Task brief »
Write out every entry exactly as given, but omit the pictures.

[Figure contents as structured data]
########
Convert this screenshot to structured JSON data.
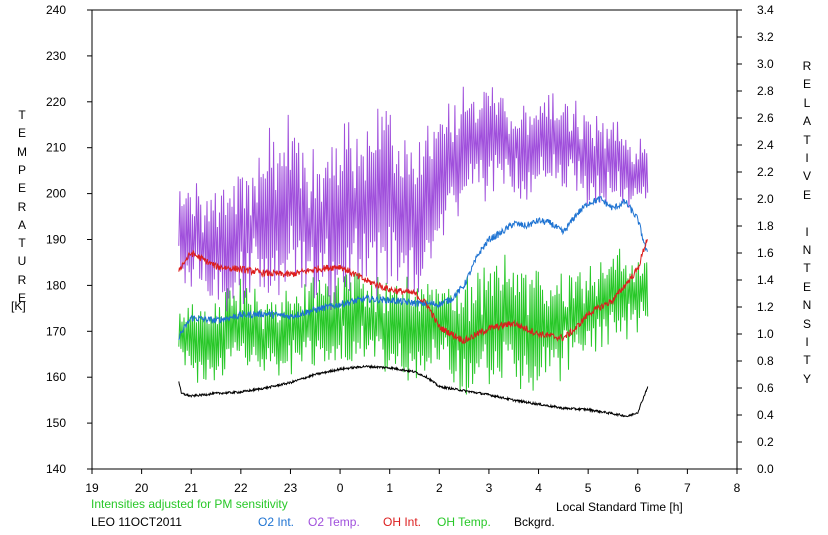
{
  "chart_data": {
    "type": "line",
    "left_axis": {
      "label_letters": [
        "T",
        "E",
        "M",
        "P",
        "E",
        "R",
        "A",
        "T",
        "U",
        "R",
        "E"
      ],
      "unit": "[K]",
      "range": [
        140,
        240
      ],
      "ticks": [
        140,
        150,
        160,
        170,
        180,
        190,
        200,
        210,
        220,
        230,
        240
      ]
    },
    "right_axis": {
      "label_letters": [
        "R",
        "E",
        "L",
        "A",
        "T",
        "I",
        "V",
        "E",
        "",
        "I",
        "N",
        "T",
        "E",
        "N",
        "S",
        "I",
        "T",
        "Y"
      ],
      "range": [
        0.0,
        3.4
      ],
      "ticks": [
        "0.0",
        "0.2",
        "0.4",
        "0.6",
        "0.8",
        "1.0",
        "1.2",
        "1.4",
        "1.6",
        "1.8",
        "2.0",
        "2.2",
        "2.4",
        "2.6",
        "2.8",
        "3.0",
        "3.2",
        "3.4"
      ]
    },
    "x_axis": {
      "label": "Local Standard Time [h]",
      "range": [
        19,
        32
      ],
      "tick_labels": [
        "19",
        "20",
        "21",
        "22",
        "23",
        "0",
        "1",
        "2",
        "3",
        "4",
        "5",
        "6",
        "7",
        "8"
      ]
    },
    "note": "Intensities adjusted for PM sensitivity",
    "station_date": "LEO 11OCT2011",
    "series": [
      {
        "name": "O2 Int.",
        "color": "#1e73d2",
        "axis": "right",
        "x": [
          20.75,
          21,
          21.5,
          22,
          22.5,
          23,
          23.5,
          24,
          24.5,
          25,
          25.5,
          26,
          26.25,
          26.5,
          26.8,
          27,
          27.25,
          27.5,
          27.75,
          28,
          28.25,
          28.5,
          28.75,
          29,
          29.25,
          29.5,
          29.75,
          30,
          30.2
        ],
        "values": [
          0.98,
          1.12,
          1.1,
          1.14,
          1.15,
          1.13,
          1.18,
          1.22,
          1.26,
          1.25,
          1.23,
          1.22,
          1.26,
          1.36,
          1.6,
          1.7,
          1.75,
          1.82,
          1.8,
          1.84,
          1.82,
          1.75,
          1.88,
          1.97,
          2.0,
          1.93,
          1.98,
          1.85,
          1.58
        ]
      },
      {
        "name": "O2 Temp.",
        "color": "#a050dc",
        "axis": "left",
        "x": [
          20.75,
          21,
          21.5,
          22,
          22.5,
          23,
          23.5,
          24,
          24.5,
          25,
          25.5,
          26,
          26.5,
          27,
          27.5,
          28,
          28.5,
          29,
          29.5,
          30,
          30.2
        ],
        "values": [
          193,
          190,
          188,
          190,
          195,
          198,
          192,
          195,
          198,
          198,
          195,
          203,
          210,
          213,
          210,
          210,
          212,
          207,
          207,
          203,
          205
        ],
        "amplitude": [
          8,
          12,
          14,
          15,
          16,
          18,
          16,
          18,
          20,
          18,
          16,
          14,
          12,
          12,
          10,
          10,
          10,
          10,
          9,
          8,
          6
        ]
      },
      {
        "name": "OH Int.",
        "color": "#dc1e1e",
        "axis": "right",
        "x": [
          20.75,
          21,
          21.5,
          22,
          22.5,
          23,
          23.5,
          24,
          24.5,
          25,
          25.5,
          25.75,
          26,
          26.5,
          27,
          27.5,
          28,
          28.5,
          28.75,
          29,
          29.5,
          30,
          30.2
        ],
        "values": [
          1.48,
          1.6,
          1.5,
          1.48,
          1.45,
          1.44,
          1.48,
          1.5,
          1.4,
          1.33,
          1.3,
          1.22,
          1.05,
          0.95,
          1.04,
          1.08,
          1.0,
          0.97,
          1.04,
          1.15,
          1.25,
          1.48,
          1.72
        ]
      },
      {
        "name": "OH Temp.",
        "color": "#28c828",
        "axis": "left",
        "x": [
          20.75,
          21,
          21.5,
          22,
          22.5,
          23,
          23.5,
          24,
          24.5,
          25,
          25.5,
          26,
          26.5,
          27,
          27.5,
          28,
          28.5,
          29,
          29.5,
          30,
          30.2
        ],
        "values": [
          170,
          167,
          168,
          172,
          168,
          170,
          172,
          173,
          173,
          172,
          170,
          172,
          168,
          172,
          172,
          170,
          172,
          175,
          178,
          178,
          178
        ],
        "amplitude": [
          4,
          8,
          10,
          9,
          9,
          8,
          10,
          10,
          10,
          10,
          10,
          9,
          12,
          12,
          14,
          12,
          12,
          10,
          10,
          9,
          6
        ]
      },
      {
        "name": "Bckgrd.",
        "color": "#000000",
        "axis": "right",
        "x": [
          20.75,
          20.8,
          21,
          21.5,
          22,
          22.5,
          23,
          23.5,
          24,
          24.5,
          25,
          25.5,
          25.75,
          26,
          26.5,
          27,
          27.5,
          28,
          28.5,
          29,
          29.5,
          29.8,
          30,
          30.2
        ],
        "values": [
          0.65,
          0.56,
          0.54,
          0.56,
          0.57,
          0.6,
          0.64,
          0.7,
          0.74,
          0.76,
          0.75,
          0.72,
          0.68,
          0.61,
          0.58,
          0.55,
          0.51,
          0.48,
          0.45,
          0.44,
          0.41,
          0.39,
          0.42,
          0.61
        ]
      }
    ]
  }
}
########
Answer to the problem »
Convert this screenshot to structured JSON data.
{
  "chart_data": {
    "type": "line",
    "left_axis": {
      "label_letters": [
        "T",
        "E",
        "M",
        "P",
        "E",
        "R",
        "A",
        "T",
        "U",
        "R",
        "E"
      ],
      "unit": "[K]",
      "range": [
        140,
        240
      ],
      "ticks": [
        140,
        150,
        160,
        170,
        180,
        190,
        200,
        210,
        220,
        230,
        240
      ]
    },
    "right_axis": {
      "label_letters": [
        "R",
        "E",
        "L",
        "A",
        "T",
        "I",
        "V",
        "E",
        "",
        "I",
        "N",
        "T",
        "E",
        "N",
        "S",
        "I",
        "T",
        "Y"
      ],
      "range": [
        0.0,
        3.4
      ],
      "ticks": [
        "0.0",
        "0.2",
        "0.4",
        "0.6",
        "0.8",
        "1.0",
        "1.2",
        "1.4",
        "1.6",
        "1.8",
        "2.0",
        "2.2",
        "2.4",
        "2.6",
        "2.8",
        "3.0",
        "3.2",
        "3.4"
      ]
    },
    "x_axis": {
      "label": "Local Standard Time [h]",
      "range": [
        19,
        32
      ],
      "tick_labels": [
        "19",
        "20",
        "21",
        "22",
        "23",
        "0",
        "1",
        "2",
        "3",
        "4",
        "5",
        "6",
        "7",
        "8"
      ]
    },
    "note": "Intensities adjusted for PM sensitivity",
    "station_date": "LEO 11OCT2011",
    "series": [
      {
        "name": "O2 Int.",
        "color": "#1e73d2",
        "axis": "right",
        "x": [
          20.75,
          21,
          21.5,
          22,
          22.5,
          23,
          23.5,
          24,
          24.5,
          25,
          25.5,
          26,
          26.25,
          26.5,
          26.8,
          27,
          27.25,
          27.5,
          27.75,
          28,
          28.25,
          28.5,
          28.75,
          29,
          29.25,
          29.5,
          29.75,
          30,
          30.2
        ],
        "values": [
          0.98,
          1.12,
          1.1,
          1.14,
          1.15,
          1.13,
          1.18,
          1.22,
          1.26,
          1.25,
          1.23,
          1.22,
          1.26,
          1.36,
          1.6,
          1.7,
          1.75,
          1.82,
          1.8,
          1.84,
          1.82,
          1.75,
          1.88,
          1.97,
          2.0,
          1.93,
          1.98,
          1.85,
          1.58
        ]
      },
      {
        "name": "O2 Temp.",
        "color": "#a050dc",
        "axis": "left",
        "x": [
          20.75,
          21,
          21.5,
          22,
          22.5,
          23,
          23.5,
          24,
          24.5,
          25,
          25.5,
          26,
          26.5,
          27,
          27.5,
          28,
          28.5,
          29,
          29.5,
          30,
          30.2
        ],
        "values": [
          193,
          190,
          188,
          190,
          195,
          198,
          192,
          195,
          198,
          198,
          195,
          203,
          210,
          213,
          210,
          210,
          212,
          207,
          207,
          203,
          205
        ],
        "amplitude": [
          8,
          12,
          14,
          15,
          16,
          18,
          16,
          18,
          20,
          18,
          16,
          14,
          12,
          12,
          10,
          10,
          10,
          10,
          9,
          8,
          6
        ]
      },
      {
        "name": "OH Int.",
        "color": "#dc1e1e",
        "axis": "right",
        "x": [
          20.75,
          21,
          21.5,
          22,
          22.5,
          23,
          23.5,
          24,
          24.5,
          25,
          25.5,
          25.75,
          26,
          26.5,
          27,
          27.5,
          28,
          28.5,
          28.75,
          29,
          29.5,
          30,
          30.2
        ],
        "values": [
          1.48,
          1.6,
          1.5,
          1.48,
          1.45,
          1.44,
          1.48,
          1.5,
          1.4,
          1.33,
          1.3,
          1.22,
          1.05,
          0.95,
          1.04,
          1.08,
          1.0,
          0.97,
          1.04,
          1.15,
          1.25,
          1.48,
          1.72
        ]
      },
      {
        "name": "OH Temp.",
        "color": "#28c828",
        "axis": "left",
        "x": [
          20.75,
          21,
          21.5,
          22,
          22.5,
          23,
          23.5,
          24,
          24.5,
          25,
          25.5,
          26,
          26.5,
          27,
          27.5,
          28,
          28.5,
          29,
          29.5,
          30,
          30.2
        ],
        "values": [
          170,
          167,
          168,
          172,
          168,
          170,
          172,
          173,
          173,
          172,
          170,
          172,
          168,
          172,
          172,
          170,
          172,
          175,
          178,
          178,
          178
        ],
        "amplitude": [
          4,
          8,
          10,
          9,
          9,
          8,
          10,
          10,
          10,
          10,
          10,
          9,
          12,
          12,
          14,
          12,
          12,
          10,
          10,
          9,
          6
        ]
      },
      {
        "name": "Bckgrd.",
        "color": "#000000",
        "axis": "right",
        "x": [
          20.75,
          20.8,
          21,
          21.5,
          22,
          22.5,
          23,
          23.5,
          24,
          24.5,
          25,
          25.5,
          25.75,
          26,
          26.5,
          27,
          27.5,
          28,
          28.5,
          29,
          29.5,
          29.8,
          30,
          30.2
        ],
        "values": [
          0.65,
          0.56,
          0.54,
          0.56,
          0.57,
          0.6,
          0.64,
          0.7,
          0.74,
          0.76,
          0.75,
          0.72,
          0.68,
          0.61,
          0.58,
          0.55,
          0.51,
          0.48,
          0.45,
          0.44,
          0.41,
          0.39,
          0.42,
          0.61
        ]
      }
    ]
  }
}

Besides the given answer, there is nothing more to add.